*TASK DESCRIPTION:*
Copy the records word for word, starting at the first line and continuing through the line containing "x-tick-label: S xyxy=(424,194,431,205)", including that line.

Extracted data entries
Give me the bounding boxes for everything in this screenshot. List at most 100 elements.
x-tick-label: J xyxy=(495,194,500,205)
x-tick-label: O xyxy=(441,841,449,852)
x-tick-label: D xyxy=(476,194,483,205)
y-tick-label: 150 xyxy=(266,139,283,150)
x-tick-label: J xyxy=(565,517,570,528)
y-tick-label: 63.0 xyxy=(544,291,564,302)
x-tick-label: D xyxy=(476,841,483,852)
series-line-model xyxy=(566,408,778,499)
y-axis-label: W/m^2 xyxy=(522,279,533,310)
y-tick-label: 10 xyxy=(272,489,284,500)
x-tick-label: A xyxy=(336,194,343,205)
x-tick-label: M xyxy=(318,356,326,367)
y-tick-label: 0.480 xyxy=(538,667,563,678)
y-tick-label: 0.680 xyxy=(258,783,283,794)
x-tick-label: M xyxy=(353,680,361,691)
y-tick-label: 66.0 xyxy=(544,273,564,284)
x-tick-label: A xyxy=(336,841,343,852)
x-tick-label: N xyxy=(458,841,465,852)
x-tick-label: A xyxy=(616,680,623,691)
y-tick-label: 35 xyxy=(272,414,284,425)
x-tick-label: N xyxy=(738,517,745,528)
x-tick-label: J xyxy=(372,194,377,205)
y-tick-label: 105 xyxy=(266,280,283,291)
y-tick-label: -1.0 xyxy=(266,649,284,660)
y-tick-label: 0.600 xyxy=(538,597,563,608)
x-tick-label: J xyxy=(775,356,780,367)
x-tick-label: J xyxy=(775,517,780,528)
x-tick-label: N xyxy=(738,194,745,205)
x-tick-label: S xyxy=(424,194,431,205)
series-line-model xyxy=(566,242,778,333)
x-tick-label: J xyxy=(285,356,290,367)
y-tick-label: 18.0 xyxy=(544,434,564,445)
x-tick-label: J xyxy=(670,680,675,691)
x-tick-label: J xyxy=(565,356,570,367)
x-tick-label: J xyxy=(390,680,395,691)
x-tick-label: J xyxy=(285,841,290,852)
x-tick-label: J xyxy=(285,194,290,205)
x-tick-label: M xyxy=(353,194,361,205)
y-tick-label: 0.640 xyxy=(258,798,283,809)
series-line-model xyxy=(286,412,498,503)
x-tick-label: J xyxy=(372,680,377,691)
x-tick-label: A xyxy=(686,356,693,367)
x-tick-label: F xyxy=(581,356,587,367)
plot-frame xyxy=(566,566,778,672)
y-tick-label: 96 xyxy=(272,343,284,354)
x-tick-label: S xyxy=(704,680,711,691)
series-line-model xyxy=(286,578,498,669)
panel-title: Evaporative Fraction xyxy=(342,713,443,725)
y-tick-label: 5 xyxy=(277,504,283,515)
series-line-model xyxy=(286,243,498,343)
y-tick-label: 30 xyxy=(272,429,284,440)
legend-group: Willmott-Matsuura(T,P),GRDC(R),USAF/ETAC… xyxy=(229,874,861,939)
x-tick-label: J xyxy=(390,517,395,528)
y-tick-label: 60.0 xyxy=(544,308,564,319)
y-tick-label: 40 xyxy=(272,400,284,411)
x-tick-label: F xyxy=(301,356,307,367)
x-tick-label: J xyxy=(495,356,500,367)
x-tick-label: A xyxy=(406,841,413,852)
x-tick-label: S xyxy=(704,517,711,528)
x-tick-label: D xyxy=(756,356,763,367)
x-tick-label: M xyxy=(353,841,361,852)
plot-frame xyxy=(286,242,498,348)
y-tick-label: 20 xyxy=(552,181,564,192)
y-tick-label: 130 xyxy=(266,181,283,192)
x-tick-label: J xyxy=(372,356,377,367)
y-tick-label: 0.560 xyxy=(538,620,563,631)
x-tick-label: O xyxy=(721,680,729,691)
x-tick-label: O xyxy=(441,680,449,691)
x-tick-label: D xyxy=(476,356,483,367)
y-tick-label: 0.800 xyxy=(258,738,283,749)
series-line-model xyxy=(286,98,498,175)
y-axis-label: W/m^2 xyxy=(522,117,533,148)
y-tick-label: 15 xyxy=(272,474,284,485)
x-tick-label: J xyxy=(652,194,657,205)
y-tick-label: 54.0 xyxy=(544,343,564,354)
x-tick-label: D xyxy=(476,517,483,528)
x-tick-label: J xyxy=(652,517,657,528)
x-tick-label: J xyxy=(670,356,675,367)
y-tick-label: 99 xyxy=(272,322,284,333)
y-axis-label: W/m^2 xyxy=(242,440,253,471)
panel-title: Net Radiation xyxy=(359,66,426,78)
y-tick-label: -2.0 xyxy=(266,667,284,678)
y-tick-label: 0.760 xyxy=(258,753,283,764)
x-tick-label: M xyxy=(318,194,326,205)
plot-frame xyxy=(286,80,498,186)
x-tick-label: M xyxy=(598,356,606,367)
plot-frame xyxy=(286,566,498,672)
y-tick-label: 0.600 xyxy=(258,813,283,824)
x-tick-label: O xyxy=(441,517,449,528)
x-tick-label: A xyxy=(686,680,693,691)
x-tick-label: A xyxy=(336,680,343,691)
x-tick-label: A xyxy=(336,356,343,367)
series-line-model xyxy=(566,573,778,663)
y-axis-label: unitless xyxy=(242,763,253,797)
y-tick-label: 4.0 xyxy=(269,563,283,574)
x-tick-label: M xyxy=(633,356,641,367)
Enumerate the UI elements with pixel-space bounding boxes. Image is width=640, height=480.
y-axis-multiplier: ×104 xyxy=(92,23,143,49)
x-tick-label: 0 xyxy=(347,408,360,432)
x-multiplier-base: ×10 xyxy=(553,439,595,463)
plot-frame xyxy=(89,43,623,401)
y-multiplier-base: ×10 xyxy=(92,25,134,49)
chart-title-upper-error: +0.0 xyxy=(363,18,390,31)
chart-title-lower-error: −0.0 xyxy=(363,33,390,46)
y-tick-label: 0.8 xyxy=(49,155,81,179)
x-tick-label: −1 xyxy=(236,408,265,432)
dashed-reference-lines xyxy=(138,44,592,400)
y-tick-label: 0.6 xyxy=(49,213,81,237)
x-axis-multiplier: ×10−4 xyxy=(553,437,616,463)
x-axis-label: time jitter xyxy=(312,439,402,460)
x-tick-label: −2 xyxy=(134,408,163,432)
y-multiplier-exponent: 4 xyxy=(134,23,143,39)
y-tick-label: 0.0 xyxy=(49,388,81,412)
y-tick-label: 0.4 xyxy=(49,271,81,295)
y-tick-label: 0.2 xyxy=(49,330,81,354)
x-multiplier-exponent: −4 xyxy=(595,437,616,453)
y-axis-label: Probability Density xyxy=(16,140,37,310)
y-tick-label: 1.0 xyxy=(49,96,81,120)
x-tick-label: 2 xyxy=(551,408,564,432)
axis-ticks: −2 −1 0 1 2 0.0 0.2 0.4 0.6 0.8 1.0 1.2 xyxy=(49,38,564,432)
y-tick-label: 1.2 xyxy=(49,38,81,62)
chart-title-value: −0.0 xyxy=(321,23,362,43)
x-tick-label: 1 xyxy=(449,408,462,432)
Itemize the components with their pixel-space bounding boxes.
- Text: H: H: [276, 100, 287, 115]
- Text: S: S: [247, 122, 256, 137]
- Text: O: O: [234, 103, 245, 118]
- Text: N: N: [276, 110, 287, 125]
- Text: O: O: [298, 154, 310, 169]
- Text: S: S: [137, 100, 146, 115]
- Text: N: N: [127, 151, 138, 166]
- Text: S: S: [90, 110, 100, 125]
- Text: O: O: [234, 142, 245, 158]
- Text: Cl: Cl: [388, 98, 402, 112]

*RESPONSE TO THE TASK:*
Give me the bounding boxes for everything in this screenshot. List at most 100 elements.
x-tick-label: J xyxy=(495,194,500,205)
x-tick-label: O xyxy=(441,841,449,852)
x-tick-label: D xyxy=(476,194,483,205)
y-tick-label: 150 xyxy=(266,139,283,150)
x-tick-label: J xyxy=(565,517,570,528)
y-tick-label: 63.0 xyxy=(544,291,564,302)
x-tick-label: D xyxy=(476,841,483,852)
series-line-model xyxy=(566,408,778,499)
y-axis-label: W/m^2 xyxy=(522,279,533,310)
y-tick-label: 10 xyxy=(272,489,284,500)
x-tick-label: A xyxy=(336,194,343,205)
x-tick-label: M xyxy=(318,356,326,367)
y-tick-label: 0.480 xyxy=(538,667,563,678)
y-tick-label: 0.680 xyxy=(258,783,283,794)
x-tick-label: M xyxy=(353,680,361,691)
y-tick-label: 66.0 xyxy=(544,273,564,284)
x-tick-label: A xyxy=(336,841,343,852)
x-tick-label: N xyxy=(458,841,465,852)
x-tick-label: A xyxy=(616,680,623,691)
y-tick-label: 35 xyxy=(272,414,284,425)
x-tick-label: N xyxy=(738,517,745,528)
x-tick-label: J xyxy=(372,194,377,205)
y-tick-label: 105 xyxy=(266,280,283,291)
y-tick-label: -1.0 xyxy=(266,649,284,660)
y-tick-label: 0.600 xyxy=(538,597,563,608)
x-tick-label: J xyxy=(775,356,780,367)
x-tick-label: J xyxy=(775,517,780,528)
x-tick-label: N xyxy=(738,194,745,205)
x-tick-label: S xyxy=(424,194,431,205)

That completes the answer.